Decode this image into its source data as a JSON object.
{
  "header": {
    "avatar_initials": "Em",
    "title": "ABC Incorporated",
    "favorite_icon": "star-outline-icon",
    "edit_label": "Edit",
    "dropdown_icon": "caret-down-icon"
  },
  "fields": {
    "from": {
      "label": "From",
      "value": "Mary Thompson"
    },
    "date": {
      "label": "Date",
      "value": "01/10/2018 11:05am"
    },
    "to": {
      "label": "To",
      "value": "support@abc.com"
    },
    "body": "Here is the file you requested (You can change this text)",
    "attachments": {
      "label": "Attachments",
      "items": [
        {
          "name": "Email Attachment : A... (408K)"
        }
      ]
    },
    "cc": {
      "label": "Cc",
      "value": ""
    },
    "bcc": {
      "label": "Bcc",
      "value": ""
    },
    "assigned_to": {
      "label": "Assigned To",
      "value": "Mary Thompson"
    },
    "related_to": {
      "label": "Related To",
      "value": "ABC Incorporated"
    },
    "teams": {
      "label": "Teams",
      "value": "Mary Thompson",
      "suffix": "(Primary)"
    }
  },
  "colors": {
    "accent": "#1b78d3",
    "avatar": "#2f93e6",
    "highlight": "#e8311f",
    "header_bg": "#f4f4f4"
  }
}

———

- Written task: Can you reproduce all the material exactly?

- Result for this task:
Decode this image into its source data as a JSON object.
{
  "header": {
    "avatar_initials": "Em",
    "title": "ABC Incorporated",
    "favorite_icon": "star-outline-icon",
    "edit_label": "Edit",
    "dropdown_icon": "caret-down-icon"
  },
  "fields": {
    "from": {
      "label": "From",
      "value": "Mary Thompson"
    },
    "date": {
      "label": "Date",
      "value": "01/10/2018 11:05am"
    },
    "to": {
      "label": "To",
      "value": "support@abc.com"
    },
    "body": "Here is the file you requested (You can change this text)",
    "attachments": {
      "label": "Attachments",
      "items": [
        {
          "name": "Email Attachment : A... (408K)"
        }
      ]
    },
    "cc": {
      "label": "Cc",
      "value": ""
    },
    "bcc": {
      "label": "Bcc",
      "value": ""
    },
    "assigned_to": {
      "label": "Assigned To",
      "value": "Mary Thompson"
    },
    "related_to": {
      "label": "Related To",
      "value": "ABC Incorporated"
    },
    "teams": {
      "label": "Teams",
      "value": "Mary Thompson",
      "suffix": "(Primary)"
    }
  },
  "colors": {
    "accent": "#1b78d3",
    "avatar": "#2f93e6",
    "highlight": "#e8311f",
    "header_bg": "#f4f4f4"
  }
}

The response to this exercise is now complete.